● **Request**
Copy each line with the word "found" in it.
- - -
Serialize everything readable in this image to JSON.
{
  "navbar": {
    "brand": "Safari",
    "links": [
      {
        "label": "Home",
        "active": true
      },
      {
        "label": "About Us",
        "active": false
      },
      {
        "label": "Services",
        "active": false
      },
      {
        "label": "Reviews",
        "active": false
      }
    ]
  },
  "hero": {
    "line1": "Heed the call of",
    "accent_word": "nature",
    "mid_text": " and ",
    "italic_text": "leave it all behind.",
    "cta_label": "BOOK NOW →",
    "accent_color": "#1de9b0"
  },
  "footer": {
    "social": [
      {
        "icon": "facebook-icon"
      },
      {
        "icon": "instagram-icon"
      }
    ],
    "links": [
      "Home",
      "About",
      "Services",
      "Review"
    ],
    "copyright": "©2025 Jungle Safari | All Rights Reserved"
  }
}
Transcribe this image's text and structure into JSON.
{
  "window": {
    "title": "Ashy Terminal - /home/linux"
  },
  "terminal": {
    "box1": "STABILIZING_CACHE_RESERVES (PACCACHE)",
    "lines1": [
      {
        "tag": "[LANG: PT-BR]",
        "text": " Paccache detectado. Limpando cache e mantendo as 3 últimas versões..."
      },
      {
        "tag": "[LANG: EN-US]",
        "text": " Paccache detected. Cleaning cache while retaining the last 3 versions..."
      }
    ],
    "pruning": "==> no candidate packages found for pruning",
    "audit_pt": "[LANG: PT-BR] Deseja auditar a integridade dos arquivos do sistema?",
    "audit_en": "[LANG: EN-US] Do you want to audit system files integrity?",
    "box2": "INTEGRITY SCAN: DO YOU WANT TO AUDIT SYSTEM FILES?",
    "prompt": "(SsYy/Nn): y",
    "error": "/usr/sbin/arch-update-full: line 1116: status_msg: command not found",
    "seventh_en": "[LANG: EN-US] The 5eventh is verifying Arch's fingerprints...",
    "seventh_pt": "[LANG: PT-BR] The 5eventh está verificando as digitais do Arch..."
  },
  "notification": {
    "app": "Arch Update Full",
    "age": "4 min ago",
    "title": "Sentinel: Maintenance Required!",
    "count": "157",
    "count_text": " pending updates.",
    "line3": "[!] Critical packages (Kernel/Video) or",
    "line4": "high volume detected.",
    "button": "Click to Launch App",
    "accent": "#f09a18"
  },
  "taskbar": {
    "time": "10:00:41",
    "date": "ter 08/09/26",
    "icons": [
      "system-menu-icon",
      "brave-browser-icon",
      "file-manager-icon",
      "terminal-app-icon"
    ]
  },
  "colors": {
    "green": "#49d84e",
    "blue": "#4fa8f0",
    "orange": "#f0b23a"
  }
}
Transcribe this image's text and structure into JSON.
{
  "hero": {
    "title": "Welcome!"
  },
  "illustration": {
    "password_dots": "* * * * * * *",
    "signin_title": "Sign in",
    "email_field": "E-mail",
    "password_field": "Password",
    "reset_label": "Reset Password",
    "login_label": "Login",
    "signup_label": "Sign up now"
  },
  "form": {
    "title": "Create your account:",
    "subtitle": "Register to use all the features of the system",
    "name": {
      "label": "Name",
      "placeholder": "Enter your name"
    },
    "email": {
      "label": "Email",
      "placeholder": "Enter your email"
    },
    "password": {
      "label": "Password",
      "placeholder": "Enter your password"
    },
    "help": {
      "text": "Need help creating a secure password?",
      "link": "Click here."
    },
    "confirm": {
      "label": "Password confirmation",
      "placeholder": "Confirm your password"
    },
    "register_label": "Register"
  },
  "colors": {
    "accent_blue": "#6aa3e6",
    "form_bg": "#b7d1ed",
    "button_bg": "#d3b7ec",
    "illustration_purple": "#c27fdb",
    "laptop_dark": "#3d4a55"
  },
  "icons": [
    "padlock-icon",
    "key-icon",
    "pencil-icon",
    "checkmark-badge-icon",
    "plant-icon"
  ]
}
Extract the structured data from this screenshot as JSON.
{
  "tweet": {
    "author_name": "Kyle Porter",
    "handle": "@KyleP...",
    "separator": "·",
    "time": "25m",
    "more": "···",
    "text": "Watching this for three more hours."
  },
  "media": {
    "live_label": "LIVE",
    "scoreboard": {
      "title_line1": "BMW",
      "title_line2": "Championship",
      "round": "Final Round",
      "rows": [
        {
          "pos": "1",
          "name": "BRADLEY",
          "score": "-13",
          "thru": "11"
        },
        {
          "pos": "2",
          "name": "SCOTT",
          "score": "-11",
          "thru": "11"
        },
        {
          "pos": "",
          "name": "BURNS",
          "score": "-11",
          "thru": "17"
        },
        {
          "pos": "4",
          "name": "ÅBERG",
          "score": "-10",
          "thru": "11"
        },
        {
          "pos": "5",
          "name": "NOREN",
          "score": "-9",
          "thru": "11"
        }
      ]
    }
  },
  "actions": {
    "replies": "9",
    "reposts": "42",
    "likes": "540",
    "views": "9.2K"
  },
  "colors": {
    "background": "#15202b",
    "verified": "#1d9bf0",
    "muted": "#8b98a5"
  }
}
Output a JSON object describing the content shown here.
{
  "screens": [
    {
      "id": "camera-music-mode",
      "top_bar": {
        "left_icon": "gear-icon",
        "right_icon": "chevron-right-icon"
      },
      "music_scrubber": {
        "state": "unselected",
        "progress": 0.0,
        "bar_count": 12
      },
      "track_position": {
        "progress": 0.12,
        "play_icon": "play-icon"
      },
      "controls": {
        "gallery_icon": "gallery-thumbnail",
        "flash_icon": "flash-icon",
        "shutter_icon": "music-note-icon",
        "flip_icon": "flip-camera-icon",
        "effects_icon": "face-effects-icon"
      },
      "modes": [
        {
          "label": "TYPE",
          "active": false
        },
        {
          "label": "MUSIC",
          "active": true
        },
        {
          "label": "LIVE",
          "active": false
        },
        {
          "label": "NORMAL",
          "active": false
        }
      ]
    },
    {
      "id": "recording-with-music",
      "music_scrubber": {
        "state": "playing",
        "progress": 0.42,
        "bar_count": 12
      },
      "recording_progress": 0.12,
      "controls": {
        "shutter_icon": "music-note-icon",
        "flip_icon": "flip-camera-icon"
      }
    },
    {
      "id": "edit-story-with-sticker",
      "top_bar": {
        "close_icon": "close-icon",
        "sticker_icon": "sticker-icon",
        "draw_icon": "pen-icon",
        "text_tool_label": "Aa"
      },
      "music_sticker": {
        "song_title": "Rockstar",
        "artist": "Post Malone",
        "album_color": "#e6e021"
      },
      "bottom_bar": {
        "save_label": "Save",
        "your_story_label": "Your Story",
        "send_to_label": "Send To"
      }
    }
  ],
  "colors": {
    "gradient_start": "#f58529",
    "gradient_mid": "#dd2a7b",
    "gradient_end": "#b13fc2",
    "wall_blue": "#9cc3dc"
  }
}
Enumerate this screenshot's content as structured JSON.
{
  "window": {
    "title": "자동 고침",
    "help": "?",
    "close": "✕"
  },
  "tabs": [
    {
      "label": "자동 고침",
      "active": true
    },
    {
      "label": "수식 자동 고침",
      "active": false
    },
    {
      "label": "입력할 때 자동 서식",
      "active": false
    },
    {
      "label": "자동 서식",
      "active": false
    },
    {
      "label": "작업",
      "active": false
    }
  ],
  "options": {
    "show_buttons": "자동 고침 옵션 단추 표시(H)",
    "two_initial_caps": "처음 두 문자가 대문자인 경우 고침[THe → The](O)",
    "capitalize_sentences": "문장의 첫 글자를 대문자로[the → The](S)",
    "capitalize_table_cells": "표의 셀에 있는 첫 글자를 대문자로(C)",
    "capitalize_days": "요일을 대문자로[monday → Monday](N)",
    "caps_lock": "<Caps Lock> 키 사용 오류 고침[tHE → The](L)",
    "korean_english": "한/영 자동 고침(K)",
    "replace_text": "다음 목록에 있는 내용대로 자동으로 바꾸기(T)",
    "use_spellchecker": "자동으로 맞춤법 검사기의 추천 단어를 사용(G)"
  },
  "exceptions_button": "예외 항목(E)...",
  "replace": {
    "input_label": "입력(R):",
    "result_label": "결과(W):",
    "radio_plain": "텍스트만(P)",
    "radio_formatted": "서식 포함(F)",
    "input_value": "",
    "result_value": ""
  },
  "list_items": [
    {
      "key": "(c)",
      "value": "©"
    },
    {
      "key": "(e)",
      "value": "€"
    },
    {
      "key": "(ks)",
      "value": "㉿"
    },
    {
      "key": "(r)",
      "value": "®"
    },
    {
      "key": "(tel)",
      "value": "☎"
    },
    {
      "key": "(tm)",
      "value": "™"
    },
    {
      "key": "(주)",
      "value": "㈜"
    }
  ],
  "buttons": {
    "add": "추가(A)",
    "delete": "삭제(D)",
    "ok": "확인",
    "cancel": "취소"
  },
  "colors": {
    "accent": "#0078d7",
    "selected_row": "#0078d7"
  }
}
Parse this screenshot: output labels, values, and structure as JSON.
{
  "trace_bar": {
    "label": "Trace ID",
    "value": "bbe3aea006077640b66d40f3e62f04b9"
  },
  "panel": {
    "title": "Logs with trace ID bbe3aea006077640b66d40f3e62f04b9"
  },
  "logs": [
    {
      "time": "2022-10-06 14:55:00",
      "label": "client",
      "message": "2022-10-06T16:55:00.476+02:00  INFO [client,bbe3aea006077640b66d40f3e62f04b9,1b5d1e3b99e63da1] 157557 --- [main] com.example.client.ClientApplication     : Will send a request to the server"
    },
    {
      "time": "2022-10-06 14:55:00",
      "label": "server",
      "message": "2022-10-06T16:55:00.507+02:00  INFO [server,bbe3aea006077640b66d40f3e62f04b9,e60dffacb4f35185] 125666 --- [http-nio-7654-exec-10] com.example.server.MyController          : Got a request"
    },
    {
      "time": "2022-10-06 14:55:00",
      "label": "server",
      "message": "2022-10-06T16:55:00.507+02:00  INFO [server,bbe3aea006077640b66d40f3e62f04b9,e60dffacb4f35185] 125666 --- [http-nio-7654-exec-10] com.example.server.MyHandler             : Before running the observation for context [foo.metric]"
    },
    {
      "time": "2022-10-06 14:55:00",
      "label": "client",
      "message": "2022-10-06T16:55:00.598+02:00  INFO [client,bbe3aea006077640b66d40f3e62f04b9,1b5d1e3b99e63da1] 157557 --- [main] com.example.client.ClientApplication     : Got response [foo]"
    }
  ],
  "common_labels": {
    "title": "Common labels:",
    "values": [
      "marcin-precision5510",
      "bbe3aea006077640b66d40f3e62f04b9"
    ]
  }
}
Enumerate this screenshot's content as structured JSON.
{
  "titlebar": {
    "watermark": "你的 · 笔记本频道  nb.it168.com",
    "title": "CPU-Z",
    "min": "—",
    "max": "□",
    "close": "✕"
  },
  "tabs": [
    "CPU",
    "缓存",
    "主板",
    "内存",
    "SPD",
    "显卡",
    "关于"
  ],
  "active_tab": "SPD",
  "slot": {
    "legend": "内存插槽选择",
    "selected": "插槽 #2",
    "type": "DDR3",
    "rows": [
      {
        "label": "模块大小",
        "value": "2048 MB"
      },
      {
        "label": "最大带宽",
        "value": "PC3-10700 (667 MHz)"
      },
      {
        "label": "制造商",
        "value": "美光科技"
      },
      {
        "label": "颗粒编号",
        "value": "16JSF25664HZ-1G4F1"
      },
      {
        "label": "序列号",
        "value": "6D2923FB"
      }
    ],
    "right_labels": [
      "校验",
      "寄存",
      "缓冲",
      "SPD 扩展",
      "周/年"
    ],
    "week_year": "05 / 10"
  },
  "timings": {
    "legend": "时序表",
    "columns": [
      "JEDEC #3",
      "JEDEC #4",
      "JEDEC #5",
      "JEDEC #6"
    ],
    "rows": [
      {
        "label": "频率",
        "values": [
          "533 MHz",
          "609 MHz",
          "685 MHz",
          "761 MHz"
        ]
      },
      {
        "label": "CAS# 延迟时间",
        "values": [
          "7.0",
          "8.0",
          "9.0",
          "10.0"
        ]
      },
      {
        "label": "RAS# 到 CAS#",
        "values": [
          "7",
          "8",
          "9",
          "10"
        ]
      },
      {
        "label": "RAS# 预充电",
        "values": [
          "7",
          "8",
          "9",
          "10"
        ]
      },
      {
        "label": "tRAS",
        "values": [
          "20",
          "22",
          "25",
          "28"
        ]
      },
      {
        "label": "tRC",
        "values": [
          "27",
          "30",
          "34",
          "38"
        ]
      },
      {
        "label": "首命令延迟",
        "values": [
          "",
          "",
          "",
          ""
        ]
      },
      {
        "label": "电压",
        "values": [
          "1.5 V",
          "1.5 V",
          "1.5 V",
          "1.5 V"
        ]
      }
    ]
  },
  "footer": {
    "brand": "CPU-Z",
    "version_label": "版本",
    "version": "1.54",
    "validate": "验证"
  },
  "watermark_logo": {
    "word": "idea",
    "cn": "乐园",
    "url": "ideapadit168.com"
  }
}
- - -
● **The output**
    "pruning": "==> no candidate packages found for pruning",
    "error": "/usr/sbin/arch-update-full: line 1116: status_msg: command not found",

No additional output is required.